Exercise details:
Using the listing below, report all lines holding the word "Output".

* Begin *

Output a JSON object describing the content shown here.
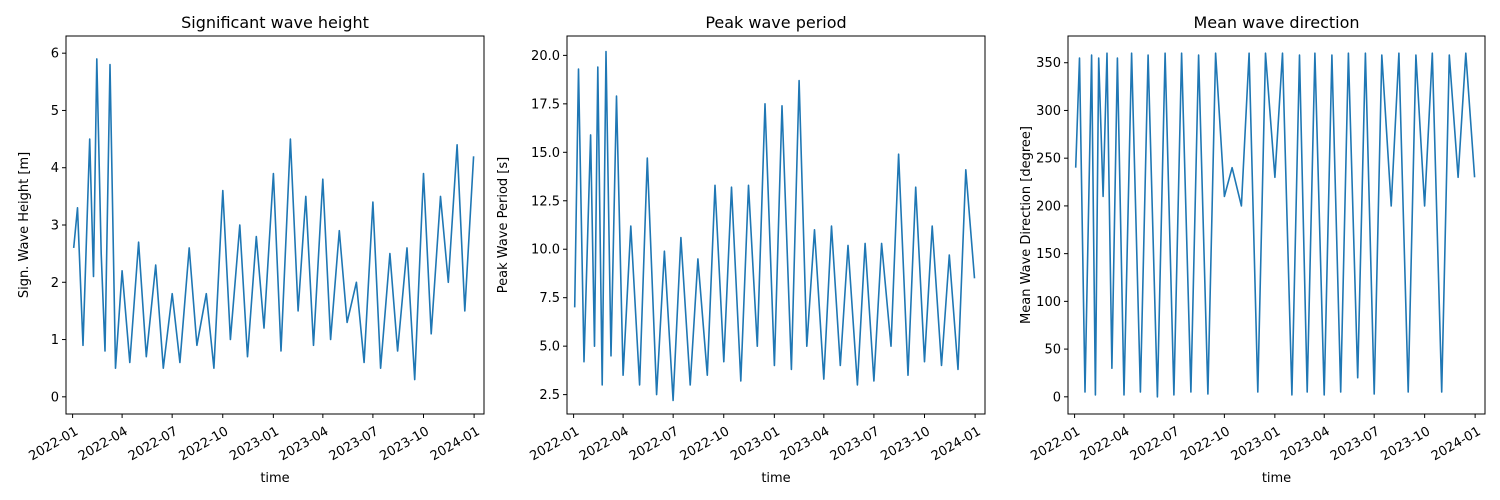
{
  "chart_data": [
    {
      "type": "line",
      "title": "Significant wave height",
      "xlabel": "time",
      "ylabel": "Sign. Wave Height [m]",
      "x_ticks": [
        "2022-01",
        "2022-04",
        "2022-07",
        "2022-10",
        "2023-01",
        "2023-04",
        "2023-07",
        "2023-10",
        "2024-01"
      ],
      "y_ticks": [
        "0",
        "1",
        "2",
        "3",
        "4",
        "5",
        "6"
      ],
      "xlim": [
        "2021-12-20",
        "2024-01-19"
      ],
      "ylim": [
        -0.3,
        6.3
      ],
      "color": "#1f77b4",
      "grid": false,
      "series": [
        {
          "x": [
            "2022-01-03",
            "2022-01-10",
            "2022-01-20",
            "2022-02-01",
            "2022-02-08",
            "2022-02-14",
            "2022-02-22",
            "2022-03-01",
            "2022-03-10",
            "2022-03-20",
            "2022-04-01",
            "2022-04-15",
            "2022-05-01",
            "2022-05-15",
            "2022-06-01",
            "2022-06-15",
            "2022-07-01",
            "2022-07-15",
            "2022-08-01",
            "2022-08-15",
            "2022-09-01",
            "2022-09-15",
            "2022-10-01",
            "2022-10-15",
            "2022-11-01",
            "2022-11-15",
            "2022-12-01",
            "2022-12-15",
            "2023-01-01",
            "2023-01-15",
            "2023-02-01",
            "2023-02-15",
            "2023-03-01",
            "2023-03-15",
            "2023-04-01",
            "2023-04-15",
            "2023-05-01",
            "2023-05-15",
            "2023-06-01",
            "2023-06-15",
            "2023-07-01",
            "2023-07-15",
            "2023-08-01",
            "2023-08-15",
            "2023-09-01",
            "2023-09-15",
            "2023-10-01",
            "2023-10-15",
            "2023-11-01",
            "2023-11-15",
            "2023-12-01",
            "2023-12-15",
            "2023-12-31"
          ],
          "values": [
            2.6,
            3.3,
            0.9,
            4.5,
            2.1,
            5.9,
            2.5,
            0.8,
            5.8,
            0.5,
            2.2,
            0.6,
            2.7,
            0.7,
            2.3,
            0.5,
            1.8,
            0.6,
            2.6,
            0.9,
            1.8,
            0.5,
            3.6,
            1.0,
            3.0,
            0.7,
            2.8,
            1.2,
            3.9,
            0.8,
            4.5,
            1.5,
            3.5,
            0.9,
            3.8,
            1.0,
            2.9,
            1.3,
            2.0,
            0.6,
            3.4,
            0.5,
            2.5,
            0.8,
            2.6,
            0.3,
            3.9,
            1.1,
            3.5,
            2.0,
            4.4,
            1.5,
            4.2
          ]
        }
      ]
    },
    {
      "type": "line",
      "title": "Peak wave period",
      "xlabel": "time",
      "ylabel": "Peak Wave Period [s]",
      "x_ticks": [
        "2022-01",
        "2022-04",
        "2022-07",
        "2022-10",
        "2023-01",
        "2023-04",
        "2023-07",
        "2023-10",
        "2024-01"
      ],
      "y_ticks": [
        "2.5",
        "5.0",
        "7.5",
        "10.0",
        "12.5",
        "15.0",
        "17.5",
        "20.0"
      ],
      "xlim": [
        "2021-12-20",
        "2024-01-19"
      ],
      "ylim": [
        1.5,
        21.0
      ],
      "color": "#1f77b4",
      "grid": false,
      "series": [
        {
          "x": [
            "2022-01-03",
            "2022-01-10",
            "2022-01-20",
            "2022-02-01",
            "2022-02-08",
            "2022-02-14",
            "2022-02-22",
            "2022-03-01",
            "2022-03-10",
            "2022-03-20",
            "2022-04-01",
            "2022-04-15",
            "2022-05-01",
            "2022-05-15",
            "2022-06-01",
            "2022-06-15",
            "2022-07-01",
            "2022-07-15",
            "2022-08-01",
            "2022-08-15",
            "2022-09-01",
            "2022-09-15",
            "2022-10-01",
            "2022-10-15",
            "2022-11-01",
            "2022-11-15",
            "2022-12-01",
            "2022-12-15",
            "2023-01-01",
            "2023-01-15",
            "2023-02-01",
            "2023-02-15",
            "2023-03-01",
            "2023-03-15",
            "2023-04-01",
            "2023-04-15",
            "2023-05-01",
            "2023-05-15",
            "2023-06-01",
            "2023-06-15",
            "2023-07-01",
            "2023-07-15",
            "2023-08-01",
            "2023-08-15",
            "2023-09-01",
            "2023-09-15",
            "2023-10-01",
            "2023-10-15",
            "2023-11-01",
            "2023-11-15",
            "2023-12-01",
            "2023-12-15",
            "2023-12-31"
          ],
          "values": [
            7.0,
            19.3,
            4.2,
            15.9,
            5.0,
            19.4,
            3.0,
            20.2,
            4.5,
            17.9,
            3.5,
            11.2,
            3.0,
            14.7,
            2.5,
            9.9,
            2.2,
            10.6,
            3.0,
            9.5,
            3.5,
            13.3,
            4.2,
            13.2,
            3.2,
            13.3,
            5.0,
            17.5,
            4.0,
            17.4,
            3.8,
            18.7,
            5.0,
            11.0,
            3.3,
            11.2,
            4.0,
            10.2,
            3.0,
            10.3,
            3.2,
            10.3,
            5.0,
            14.9,
            3.5,
            13.2,
            4.2,
            11.2,
            4.0,
            9.7,
            3.8,
            14.1,
            8.5
          ]
        }
      ]
    },
    {
      "type": "line",
      "title": "Mean wave direction",
      "xlabel": "time",
      "ylabel": "Mean Wave Direction [degree]",
      "x_ticks": [
        "2022-01",
        "2022-04",
        "2022-07",
        "2022-10",
        "2023-01",
        "2023-04",
        "2023-07",
        "2023-10",
        "2024-01"
      ],
      "y_ticks": [
        "0",
        "50",
        "100",
        "150",
        "200",
        "250",
        "300",
        "350"
      ],
      "xlim": [
        "2021-12-20",
        "2024-01-19"
      ],
      "ylim": [
        -18,
        378
      ],
      "color": "#1f77b4",
      "grid": false,
      "series": [
        {
          "x": [
            "2022-01-03",
            "2022-01-10",
            "2022-01-20",
            "2022-02-01",
            "2022-02-08",
            "2022-02-14",
            "2022-02-22",
            "2022-03-01",
            "2022-03-10",
            "2022-03-20",
            "2022-04-01",
            "2022-04-15",
            "2022-05-01",
            "2022-05-15",
            "2022-06-01",
            "2022-06-15",
            "2022-07-01",
            "2022-07-15",
            "2022-08-01",
            "2022-08-15",
            "2022-09-01",
            "2022-09-15",
            "2022-10-01",
            "2022-10-15",
            "2022-11-01",
            "2022-11-15",
            "2022-12-01",
            "2022-12-15",
            "2023-01-01",
            "2023-01-15",
            "2023-02-01",
            "2023-02-15",
            "2023-03-01",
            "2023-03-15",
            "2023-04-01",
            "2023-04-15",
            "2023-05-01",
            "2023-05-15",
            "2023-06-01",
            "2023-06-15",
            "2023-07-01",
            "2023-07-15",
            "2023-08-01",
            "2023-08-15",
            "2023-09-01",
            "2023-09-15",
            "2023-10-01",
            "2023-10-15",
            "2023-11-01",
            "2023-11-15",
            "2023-12-01",
            "2023-12-15",
            "2023-12-31"
          ],
          "values": [
            240,
            355,
            5,
            358,
            2,
            355,
            210,
            360,
            30,
            355,
            2,
            360,
            5,
            358,
            0,
            360,
            2,
            360,
            5,
            358,
            3,
            360,
            210,
            240,
            200,
            360,
            5,
            360,
            230,
            360,
            2,
            358,
            5,
            360,
            2,
            358,
            5,
            360,
            20,
            360,
            3,
            358,
            200,
            360,
            5,
            358,
            200,
            360,
            5,
            358,
            230,
            360,
            230
          ]
        }
      ]
    }
  ]
}
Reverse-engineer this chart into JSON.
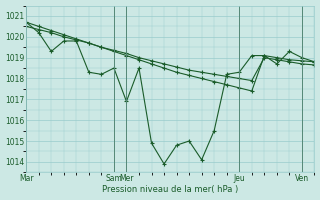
{
  "xlabel": "Pression niveau de la mer( hPa )",
  "bg_color": "#cce8e4",
  "grid_color": "#99cccc",
  "line_color": "#1a5c2a",
  "vline_color": "#558877",
  "ylim": [
    1013.5,
    1021.5
  ],
  "yticks": [
    1014,
    1015,
    1016,
    1017,
    1018,
    1019,
    1020,
    1021
  ],
  "xlim": [
    0,
    23
  ],
  "series1_x": [
    0,
    1,
    2,
    3,
    4,
    5,
    6,
    7,
    8,
    9,
    10,
    11,
    12,
    13,
    14,
    15,
    16,
    17,
    18,
    19,
    20,
    21,
    22,
    23
  ],
  "series1_y": [
    1020.7,
    1020.2,
    1019.3,
    1019.8,
    1019.8,
    1018.3,
    1018.2,
    1018.5,
    1016.9,
    1018.5,
    1014.9,
    1013.9,
    1014.8,
    1015.0,
    1014.1,
    1015.5,
    1018.2,
    1018.3,
    1019.1,
    1019.1,
    1018.7,
    1019.3,
    1019.0,
    1018.8
  ],
  "series2_x": [
    0,
    1,
    2,
    3,
    4,
    5,
    6,
    7,
    8,
    9,
    10,
    11,
    12,
    13,
    14,
    15,
    16,
    17,
    18,
    19,
    20,
    21,
    22,
    23
  ],
  "series2_y": [
    1020.7,
    1020.5,
    1020.3,
    1020.1,
    1019.9,
    1019.7,
    1019.5,
    1019.3,
    1019.1,
    1018.9,
    1018.7,
    1018.5,
    1018.3,
    1018.15,
    1018.0,
    1017.85,
    1017.7,
    1017.55,
    1017.4,
    1019.1,
    1019.0,
    1018.9,
    1018.85,
    1018.8
  ],
  "series3_x": [
    0,
    1,
    2,
    3,
    4,
    5,
    6,
    7,
    8,
    9,
    10,
    11,
    12,
    13,
    14,
    15,
    16,
    17,
    18,
    19,
    20,
    21,
    22,
    23
  ],
  "series3_y": [
    1020.5,
    1020.35,
    1020.2,
    1020.0,
    1019.85,
    1019.7,
    1019.5,
    1019.35,
    1019.2,
    1019.0,
    1018.85,
    1018.7,
    1018.55,
    1018.4,
    1018.3,
    1018.2,
    1018.1,
    1018.0,
    1017.9,
    1019.0,
    1018.9,
    1018.8,
    1018.7,
    1018.65
  ],
  "xtick_labels": [
    "Mar",
    "",
    "",
    "",
    "",
    "",
    "",
    "Sam",
    "Mer",
    "",
    "",
    "",
    "",
    "",
    "",
    "",
    "",
    "Jeu",
    "",
    "",
    "",
    "",
    "Ven",
    ""
  ],
  "xtick_positions": [
    0,
    7,
    8,
    17,
    22
  ],
  "xtick_display": [
    "Mar",
    "Sam",
    "Mer",
    "Jeu",
    "Ven"
  ],
  "vline_positions": [
    0,
    7,
    8,
    17,
    22
  ]
}
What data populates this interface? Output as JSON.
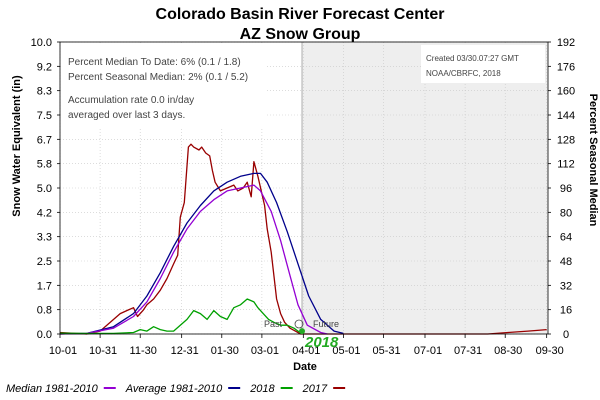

* End *

Result below:
Output a JSON object describing the content shown here.
What data populates this interface? Output as JSON.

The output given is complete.